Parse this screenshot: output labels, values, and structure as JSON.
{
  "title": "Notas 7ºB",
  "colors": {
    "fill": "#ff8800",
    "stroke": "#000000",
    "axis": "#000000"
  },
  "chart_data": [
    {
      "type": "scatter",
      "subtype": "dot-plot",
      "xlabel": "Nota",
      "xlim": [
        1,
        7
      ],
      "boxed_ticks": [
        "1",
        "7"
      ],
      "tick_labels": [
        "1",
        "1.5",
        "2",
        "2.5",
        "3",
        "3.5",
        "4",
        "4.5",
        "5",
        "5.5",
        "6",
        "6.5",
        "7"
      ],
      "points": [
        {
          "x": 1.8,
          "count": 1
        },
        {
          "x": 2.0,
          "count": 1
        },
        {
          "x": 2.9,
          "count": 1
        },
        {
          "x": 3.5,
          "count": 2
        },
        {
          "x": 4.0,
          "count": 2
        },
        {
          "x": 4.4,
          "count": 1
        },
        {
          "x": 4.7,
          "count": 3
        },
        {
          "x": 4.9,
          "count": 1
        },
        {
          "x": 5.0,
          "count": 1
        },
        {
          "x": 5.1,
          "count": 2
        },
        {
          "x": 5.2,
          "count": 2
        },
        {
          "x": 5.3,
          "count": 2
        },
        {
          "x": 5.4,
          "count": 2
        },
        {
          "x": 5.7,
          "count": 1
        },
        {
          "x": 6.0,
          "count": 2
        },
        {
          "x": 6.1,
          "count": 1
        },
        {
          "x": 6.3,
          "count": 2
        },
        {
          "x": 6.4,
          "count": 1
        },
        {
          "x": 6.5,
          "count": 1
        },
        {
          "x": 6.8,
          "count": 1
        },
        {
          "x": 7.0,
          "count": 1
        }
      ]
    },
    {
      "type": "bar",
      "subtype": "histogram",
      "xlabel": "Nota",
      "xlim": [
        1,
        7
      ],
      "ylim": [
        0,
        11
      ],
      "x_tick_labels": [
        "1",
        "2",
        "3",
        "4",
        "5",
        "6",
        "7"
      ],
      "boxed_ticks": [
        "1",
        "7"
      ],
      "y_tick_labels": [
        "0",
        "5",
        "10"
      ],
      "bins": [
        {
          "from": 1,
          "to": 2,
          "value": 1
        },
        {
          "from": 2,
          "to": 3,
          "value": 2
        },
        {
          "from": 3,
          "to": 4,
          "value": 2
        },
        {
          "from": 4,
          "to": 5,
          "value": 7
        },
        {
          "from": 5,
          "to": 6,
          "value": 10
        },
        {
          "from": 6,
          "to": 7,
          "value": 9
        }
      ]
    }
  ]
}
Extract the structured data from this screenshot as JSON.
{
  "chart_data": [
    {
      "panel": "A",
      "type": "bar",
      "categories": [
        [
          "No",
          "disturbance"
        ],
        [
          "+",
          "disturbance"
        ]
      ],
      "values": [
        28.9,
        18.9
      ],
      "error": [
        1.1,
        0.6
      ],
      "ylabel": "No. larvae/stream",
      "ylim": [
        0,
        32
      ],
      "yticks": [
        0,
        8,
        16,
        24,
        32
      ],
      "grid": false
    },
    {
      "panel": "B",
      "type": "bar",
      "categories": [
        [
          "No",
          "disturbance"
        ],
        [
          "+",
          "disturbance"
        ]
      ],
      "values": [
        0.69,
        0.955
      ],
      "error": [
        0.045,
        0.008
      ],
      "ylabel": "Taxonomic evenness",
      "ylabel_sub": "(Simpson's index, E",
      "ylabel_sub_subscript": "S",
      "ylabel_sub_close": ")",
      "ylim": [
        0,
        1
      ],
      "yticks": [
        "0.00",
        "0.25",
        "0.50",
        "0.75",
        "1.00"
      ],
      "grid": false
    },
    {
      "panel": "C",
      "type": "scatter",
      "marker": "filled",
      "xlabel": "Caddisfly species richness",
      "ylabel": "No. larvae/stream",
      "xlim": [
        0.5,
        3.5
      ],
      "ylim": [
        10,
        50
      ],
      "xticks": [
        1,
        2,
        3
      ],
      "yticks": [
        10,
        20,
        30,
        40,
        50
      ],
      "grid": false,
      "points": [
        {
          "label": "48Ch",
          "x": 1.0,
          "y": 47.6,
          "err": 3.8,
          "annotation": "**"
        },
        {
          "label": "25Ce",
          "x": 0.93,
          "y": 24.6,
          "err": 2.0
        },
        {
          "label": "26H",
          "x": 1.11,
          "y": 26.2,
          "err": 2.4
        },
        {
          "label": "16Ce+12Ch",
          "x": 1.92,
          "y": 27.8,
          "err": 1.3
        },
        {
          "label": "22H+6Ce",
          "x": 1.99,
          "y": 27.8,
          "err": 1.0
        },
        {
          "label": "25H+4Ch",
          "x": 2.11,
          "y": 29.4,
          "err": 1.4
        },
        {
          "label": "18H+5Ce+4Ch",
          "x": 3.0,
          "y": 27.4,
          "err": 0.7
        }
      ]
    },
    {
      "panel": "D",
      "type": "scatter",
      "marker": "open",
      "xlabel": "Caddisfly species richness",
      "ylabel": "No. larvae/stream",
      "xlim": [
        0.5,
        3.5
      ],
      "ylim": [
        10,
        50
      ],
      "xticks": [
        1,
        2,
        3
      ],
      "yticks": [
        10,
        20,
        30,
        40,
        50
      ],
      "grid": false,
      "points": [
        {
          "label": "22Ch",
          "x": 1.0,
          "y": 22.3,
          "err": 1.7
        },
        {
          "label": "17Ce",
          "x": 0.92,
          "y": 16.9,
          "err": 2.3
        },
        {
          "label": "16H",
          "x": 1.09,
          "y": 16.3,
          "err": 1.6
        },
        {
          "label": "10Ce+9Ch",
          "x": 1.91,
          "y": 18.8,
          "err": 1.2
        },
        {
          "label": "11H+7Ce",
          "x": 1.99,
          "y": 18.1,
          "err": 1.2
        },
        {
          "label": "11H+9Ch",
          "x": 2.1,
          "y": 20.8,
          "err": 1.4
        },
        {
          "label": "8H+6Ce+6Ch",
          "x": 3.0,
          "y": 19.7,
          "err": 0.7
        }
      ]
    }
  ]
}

## Exercise brief:
Type out the whole listing above again, exactly as it stands.

## Completed task:
Parse this screenshot: output labels, values, and structure as JSON.
{
  "title": "Notas 7ºB",
  "colors": {
    "fill": "#ff8800",
    "stroke": "#000000",
    "axis": "#000000"
  },
  "chart_data": [
    {
      "type": "scatter",
      "subtype": "dot-plot",
      "xlabel": "Nota",
      "xlim": [
        1,
        7
      ],
      "boxed_ticks": [
        "1",
        "7"
      ],
      "tick_labels": [
        "1",
        "1.5",
        "2",
        "2.5",
        "3",
        "3.5",
        "4",
        "4.5",
        "5",
        "5.5",
        "6",
        "6.5",
        "7"
      ],
      "points": [
        {
          "x": 1.8,
          "count": 1
        },
        {
          "x": 2.0,
          "count": 1
        },
        {
          "x": 2.9,
          "count": 1
        },
        {
          "x": 3.5,
          "count": 2
        },
        {
          "x": 4.0,
          "count": 2
        },
        {
          "x": 4.4,
          "count": 1
        },
        {
          "x": 4.7,
          "count": 3
        },
        {
          "x": 4.9,
          "count": 1
        },
        {
          "x": 5.0,
          "count": 1
        },
        {
          "x": 5.1,
          "count": 2
        },
        {
          "x": 5.2,
          "count": 2
        },
        {
          "x": 5.3,
          "count": 2
        },
        {
          "x": 5.4,
          "count": 2
        },
        {
          "x": 5.7,
          "count": 1
        },
        {
          "x": 6.0,
          "count": 2
        },
        {
          "x": 6.1,
          "count": 1
        },
        {
          "x": 6.3,
          "count": 2
        },
        {
          "x": 6.4,
          "count": 1
        },
        {
          "x": 6.5,
          "count": 1
        },
        {
          "x": 6.8,
          "count": 1
        },
        {
          "x": 7.0,
          "count": 1
        }
      ]
    },
    {
      "type": "bar",
      "subtype": "histogram",
      "xlabel": "Nota",
      "xlim": [
        1,
        7
      ],
      "ylim": [
        0,
        11
      ],
      "x_tick_labels": [
        "1",
        "2",
        "3",
        "4",
        "5",
        "6",
        "7"
      ],
      "boxed_ticks": [
        "1",
        "7"
      ],
      "y_tick_labels": [
        "0",
        "5",
        "10"
      ],
      "bins": [
        {
          "from": 1,
          "to": 2,
          "value": 1
        },
        {
          "from": 2,
          "to": 3,
          "value": 2
        },
        {
          "from": 3,
          "to": 4,
          "value": 2
        },
        {
          "from": 4,
          "to": 5,
          "value": 7
        },
        {
          "from": 5,
          "to": 6,
          "value": 10
        },
        {
          "from": 6,
          "to": 7,
          "value": 9
        }
      ]
    }
  ]
}
Extract the structured data from this screenshot as JSON.
{
  "chart_data": [
    {
      "panel": "A",
      "type": "bar",
      "categories": [
        [
          "No",
          "disturbance"
        ],
        [
          "+",
          "disturbance"
        ]
      ],
      "values": [
        28.9,
        18.9
      ],
      "error": [
        1.1,
        0.6
      ],
      "ylabel": "No. larvae/stream",
      "ylim": [
        0,
        32
      ],
      "yticks": [
        0,
        8,
        16,
        24,
        32
      ],
      "grid": false
    },
    {
      "panel": "B",
      "type": "bar",
      "categories": [
        [
          "No",
          "disturbance"
        ],
        [
          "+",
          "disturbance"
        ]
      ],
      "values": [
        0.69,
        0.955
      ],
      "error": [
        0.045,
        0.008
      ],
      "ylabel": "Taxonomic evenness",
      "ylabel_sub": "(Simpson's index, E",
      "ylabel_sub_subscript": "S",
      "ylabel_sub_close": ")",
      "ylim": [
        0,
        1
      ],
      "yticks": [
        "0.00",
        "0.25",
        "0.50",
        "0.75",
        "1.00"
      ],
      "grid": false
    },
    {
      "panel": "C",
      "type": "scatter",
      "marker": "filled",
      "xlabel": "Caddisfly species richness",
      "ylabel": "No. larvae/stream",
      "xlim": [
        0.5,
        3.5
      ],
      "ylim": [
        10,
        50
      ],
      "xticks": [
        1,
        2,
        3
      ],
      "yticks": [
        10,
        20,
        30,
        40,
        50
      ],
      "grid": false,
      "points": [
        {
          "label": "48Ch",
          "x": 1.0,
          "y": 47.6,
          "err": 3.8,
          "annotation": "**"
        },
        {
          "label": "25Ce",
          "x": 0.93,
          "y": 24.6,
          "err": 2.0
        },
        {
          "label": "26H",
          "x": 1.11,
          "y": 26.2,
          "err": 2.4
        },
        {
          "label": "16Ce+12Ch",
          "x": 1.92,
          "y": 27.8,
          "err": 1.3
        },
        {
          "label": "22H+6Ce",
          "x": 1.99,
          "y": 27.8,
          "err": 1.0
        },
        {
          "label": "25H+4Ch",
          "x": 2.11,
          "y": 29.4,
          "err": 1.4
        },
        {
          "label": "18H+5Ce+4Ch",
          "x": 3.0,
          "y": 27.4,
          "err": 0.7
        }
      ]
    },
    {
      "panel": "D",
      "type": "scatter",
      "marker": "open",
      "xlabel": "Caddisfly species richness",
      "ylabel": "No. larvae/stream",
      "xlim": [
        0.5,
        3.5
      ],
      "ylim": [
        10,
        50
      ],
      "xticks": [
        1,
        2,
        3
      ],
      "yticks": [
        10,
        20,
        30,
        40,
        50
      ],
      "grid": false,
      "points": [
        {
          "label": "22Ch",
          "x": 1.0,
          "y": 22.3,
          "err": 1.7
        },
        {
          "label": "17Ce",
          "x": 0.92,
          "y": 16.9,
          "err": 2.3
        },
        {
          "label": "16H",
          "x": 1.09,
          "y": 16.3,
          "err": 1.6
        },
        {
          "label": "10Ce+9Ch",
          "x": 1.91,
          "y": 18.8,
          "err": 1.2
        },
        {
          "label": "11H+7Ce",
          "x": 1.99,
          "y": 18.1,
          "err": 1.2
        },
        {
          "label": "11H+9Ch",
          "x": 2.1,
          "y": 20.8,
          "err": 1.4
        },
        {
          "label": "8H+6Ce+6Ch",
          "x": 3.0,
          "y": 19.7,
          "err": 0.7
        }
      ]
    }
  ]
}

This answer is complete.